Short task: From the listing below, work out how many lines contain "this". Reply with that number only.

[Start Dataset rows]

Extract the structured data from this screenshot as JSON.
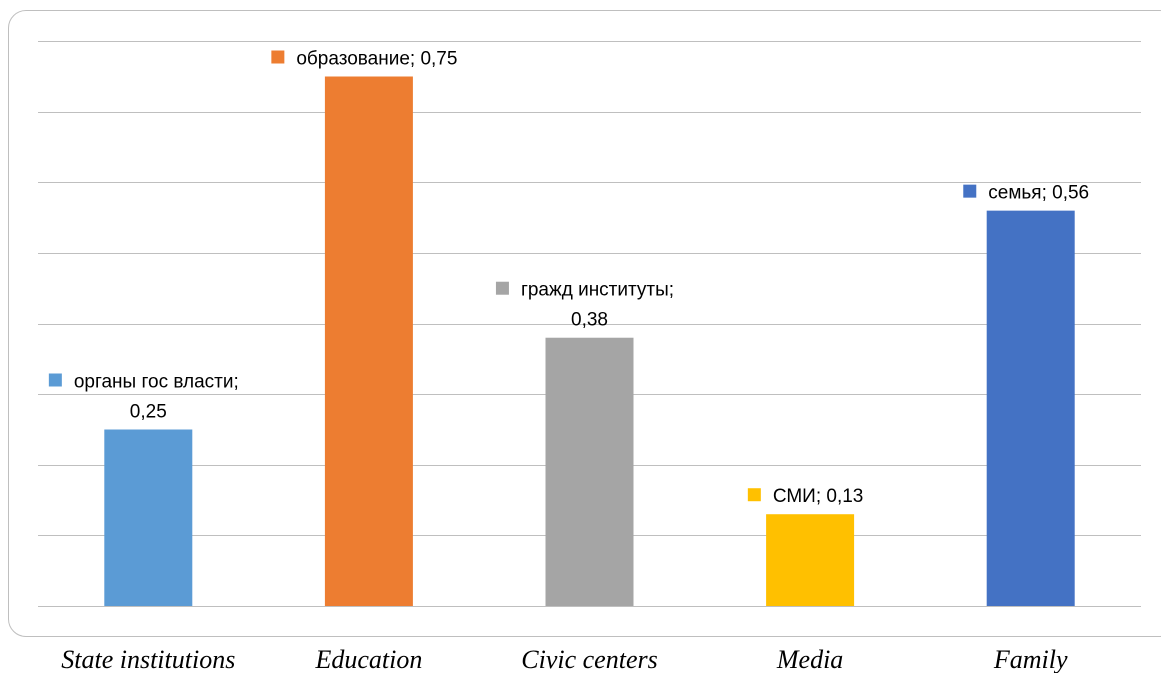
{
  "chart_data": {
    "type": "bar",
    "categories": [
      "State institutions",
      "Education",
      "Civic centers",
      "Media",
      "Family"
    ],
    "values": [
      0.25,
      0.75,
      0.38,
      0.13,
      0.56
    ],
    "data_labels": [
      [
        "органы гос власти;",
        "0,25"
      ],
      [
        "образование; 0,75"
      ],
      [
        "гражд институты;",
        "0,38"
      ],
      [
        "СМИ; 0,13"
      ],
      [
        "семья; 0,56"
      ]
    ],
    "colors": [
      "#5b9bd5",
      "#ed7d31",
      "#a5a5a5",
      "#ffc000",
      "#4472c4"
    ],
    "title": "",
    "xlabel": "",
    "ylabel": "",
    "ylim": [
      0,
      0.8
    ],
    "gridlines": true,
    "grid_step": 0.1,
    "y_tick_labels_shown": false,
    "legend": "none"
  }
}
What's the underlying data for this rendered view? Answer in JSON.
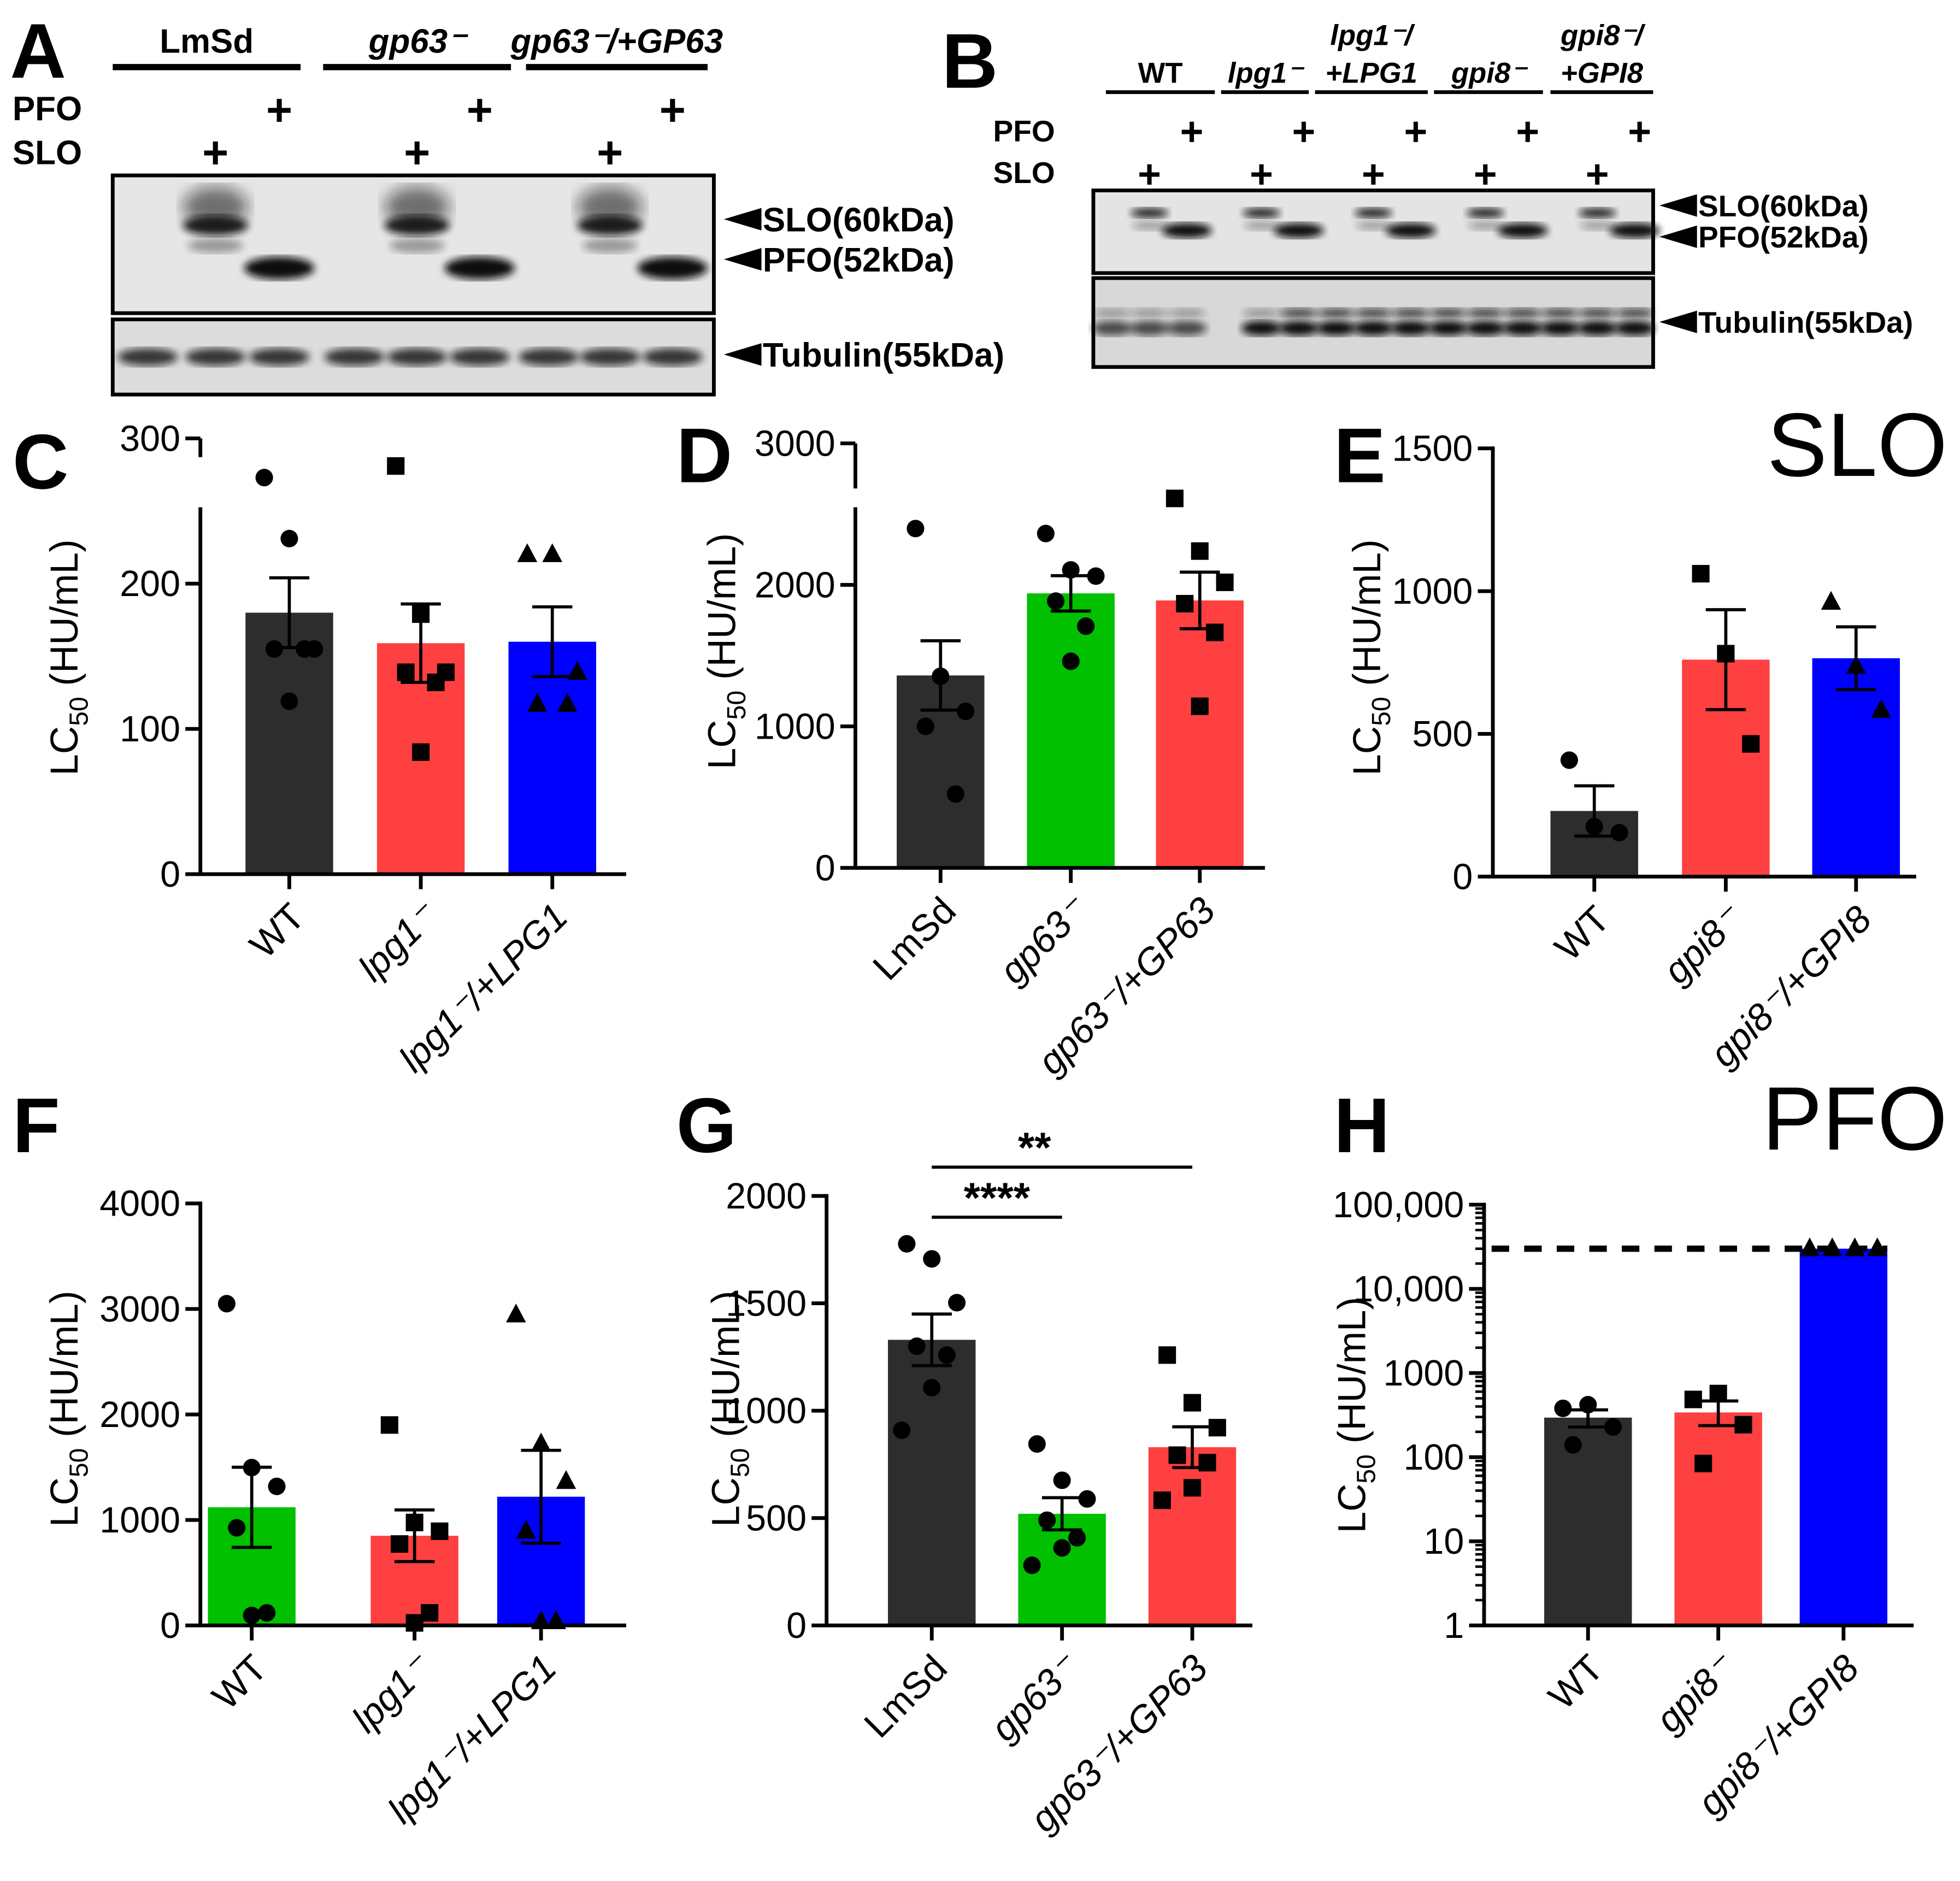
{
  "panels": {
    "A": {
      "letter": "A",
      "groups": [
        "LmSd",
        "gp63⁻",
        "gp63⁻/+GP63"
      ],
      "row_labels": {
        "pfo": "PFO",
        "slo": "SLO"
      },
      "plus_symbol": "+",
      "pfo_lanes": [
        false,
        false,
        true,
        false,
        false,
        true,
        false,
        false,
        true
      ],
      "slo_lanes": [
        false,
        true,
        false,
        false,
        true,
        false,
        false,
        true,
        false
      ],
      "band_labels": [
        "SLO(60kDa)",
        "PFO(52kDa)",
        "Tubulin(55kDa)"
      ]
    },
    "B": {
      "letter": "B",
      "groups": [
        [
          "WT"
        ],
        [
          "lpg1⁻"
        ],
        [
          "lpg1⁻/",
          "+LPG1"
        ],
        [
          "gpi8⁻"
        ],
        [
          "gpi8⁻/",
          "+GPI8"
        ]
      ],
      "row_labels": {
        "pfo": "PFO",
        "slo": "SLO"
      },
      "plus_symbol": "+",
      "pfo_lanes": [
        false,
        false,
        true,
        false,
        false,
        true,
        false,
        false,
        true,
        false,
        false,
        true,
        false,
        false,
        true
      ],
      "slo_lanes": [
        false,
        true,
        false,
        false,
        true,
        false,
        false,
        true,
        false,
        false,
        true,
        false,
        false,
        true,
        false
      ],
      "band_labels": [
        "SLO(60kDa)",
        "PFO(52kDa)",
        "Tubulin(55kDa)"
      ]
    }
  },
  "chart_data": [
    {
      "panel": "C",
      "type": "bar",
      "scale": "linear",
      "categories": [
        "WT",
        "lpg1⁻",
        "lpg1⁻/+LPG1"
      ],
      "values": [
        180,
        159,
        160
      ],
      "sem": [
        24,
        27,
        24
      ],
      "points": [
        [
          273,
          231,
          155,
          155,
          155,
          119
        ],
        [
          281,
          179,
          139,
          139,
          132,
          84
        ],
        [
          220,
          220,
          139,
          117,
          117
        ]
      ],
      "markers": [
        "circle",
        "square",
        "triangle"
      ],
      "colors": [
        "#2d2d2d",
        "#ff4040",
        "#0000ff"
      ],
      "ylim": [
        0,
        300
      ],
      "yticks": [
        0,
        100,
        200,
        300
      ],
      "ytick_labels": [
        "0",
        "100",
        "200",
        "300"
      ],
      "axis_break": true,
      "ylabel": {
        "main": "LC",
        "sub": "50",
        "unit": " (HU/mL)"
      }
    },
    {
      "panel": "D",
      "type": "bar",
      "scale": "linear",
      "categories": [
        "LmSd",
        "gp63⁻",
        "gp63⁻/+GP63"
      ],
      "values": [
        1360,
        1940,
        1890
      ],
      "sem": [
        245,
        125,
        200
      ],
      "points": [
        [
          2398,
          1354,
          1106,
          1000,
          522
        ],
        [
          2363,
          2106,
          2062,
          1885,
          1708,
          1460
        ],
        [
          2611,
          2239,
          2018,
          1867,
          1664,
          1142
        ]
      ],
      "markers": [
        "circle",
        "circle",
        "square"
      ],
      "colors": [
        "#2d2d2d",
        "#00c000",
        "#ff4040"
      ],
      "ylim": [
        0,
        3000
      ],
      "yticks": [
        0,
        1000,
        2000,
        3000
      ],
      "ytick_labels": [
        "0",
        "1000",
        "2000",
        "3000"
      ],
      "axis_break": true,
      "ylabel": {
        "main": "LC",
        "sub": "50",
        "unit": " (HU/mL)"
      }
    },
    {
      "panel": "E",
      "type": "bar",
      "scale": "linear",
      "title": "SLO",
      "categories": [
        "WT",
        "gpi8⁻",
        "gpi8⁻/+GPI8"
      ],
      "values": [
        230,
        760,
        765
      ],
      "sem": [
        88,
        175,
        110
      ],
      "points": [
        [
          408,
          175,
          154
        ],
        [
          1061,
          781,
          465
        ],
        [
          961,
          737,
          583
        ]
      ],
      "markers": [
        "circle",
        "square",
        "triangle"
      ],
      "colors": [
        "#2d2d2d",
        "#ff4040",
        "#0000ff"
      ],
      "ylim": [
        0,
        1500
      ],
      "yticks": [
        0,
        500,
        1000,
        1500
      ],
      "ytick_labels": [
        "0",
        "500",
        "1000",
        "1500"
      ],
      "ylabel": {
        "main": "LC",
        "sub": "50",
        "unit": " (HU/mL)"
      }
    },
    {
      "panel": "F",
      "type": "bar",
      "scale": "linear",
      "categories": [
        "WT",
        "lpg1⁻",
        "lpg1⁻/+LPG1"
      ],
      "values": [
        1120,
        850,
        1220
      ],
      "sem": [
        380,
        245,
        440
      ],
      "points": [
        [
          3050,
          1496,
          1318,
          926,
          119,
          95
        ],
        [
          1900,
          976,
          893,
          772,
          119,
          24
        ],
        [
          2944,
          1721,
          1365,
          893,
          36,
          36
        ]
      ],
      "markers": [
        "circle",
        "square",
        "triangle"
      ],
      "colors": [
        "#00c000",
        "#ff4040",
        "#0000ff"
      ],
      "ylim": [
        0,
        4000
      ],
      "yticks": [
        0,
        1000,
        2000,
        3000,
        4000
      ],
      "ytick_labels": [
        "0",
        "1000",
        "2000",
        "3000",
        "4000"
      ],
      "ylabel": {
        "main": "LC",
        "sub": "50",
        "unit": " (HU/mL)"
      }
    },
    {
      "panel": "G",
      "type": "bar",
      "scale": "linear",
      "categories": [
        "LmSd",
        "gp63⁻",
        "gp63⁻/+GP63"
      ],
      "values": [
        1330,
        520,
        830
      ],
      "sem": [
        120,
        75,
        95
      ],
      "points": [
        [
          1777,
          1707,
          1503,
          1300,
          1259,
          1107,
          909
        ],
        [
          845,
          676,
          589,
          490,
          408,
          361,
          280
        ],
        [
          1259,
          1037,
          921,
          793,
          758,
          641,
          583
        ]
      ],
      "markers": [
        "circle",
        "circle",
        "square"
      ],
      "colors": [
        "#2d2d2d",
        "#00c000",
        "#ff4040"
      ],
      "ylim": [
        0,
        2000
      ],
      "yticks": [
        0,
        500,
        1000,
        1500,
        2000
      ],
      "ytick_labels": [
        "0",
        "500",
        "1000",
        "1500",
        "2000"
      ],
      "significance": [
        {
          "pair": [
            0,
            1
          ],
          "label": "****"
        },
        {
          "pair": [
            0,
            2
          ],
          "label": "**"
        }
      ],
      "ylabel": {
        "main": "LC",
        "sub": "50",
        "unit": " (HU/mL)"
      }
    },
    {
      "panel": "H",
      "type": "bar",
      "scale": "log",
      "title": "PFO",
      "categories": [
        "WT",
        "gpi8⁻",
        "gpi8⁻/+GPI8"
      ],
      "values": [
        295,
        340,
        30000
      ],
      "sem_range": [
        [
          228,
          365
        ],
        [
          237,
          465
        ],
        null
      ],
      "points": [
        [
          380,
          420,
          228,
          140
        ],
        [
          485,
          570,
          243,
          84
        ],
        [
          30000,
          30000,
          30000,
          30000
        ]
      ],
      "markers": [
        "circle",
        "square",
        "triangle"
      ],
      "colors": [
        "#2d2d2d",
        "#ff4040",
        "#0000ff"
      ],
      "reference_line": 30000,
      "ylim": [
        1,
        100000
      ],
      "yticks": [
        1,
        10,
        100,
        1000,
        10000,
        100000
      ],
      "ytick_labels": [
        "1",
        "10",
        "100",
        "1000",
        "10,000",
        "100,000"
      ],
      "ylabel": {
        "main": "LC",
        "sub": "50",
        "unit": " (HU/mL)"
      }
    }
  ]
}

[End Dataset rows]

Response: 2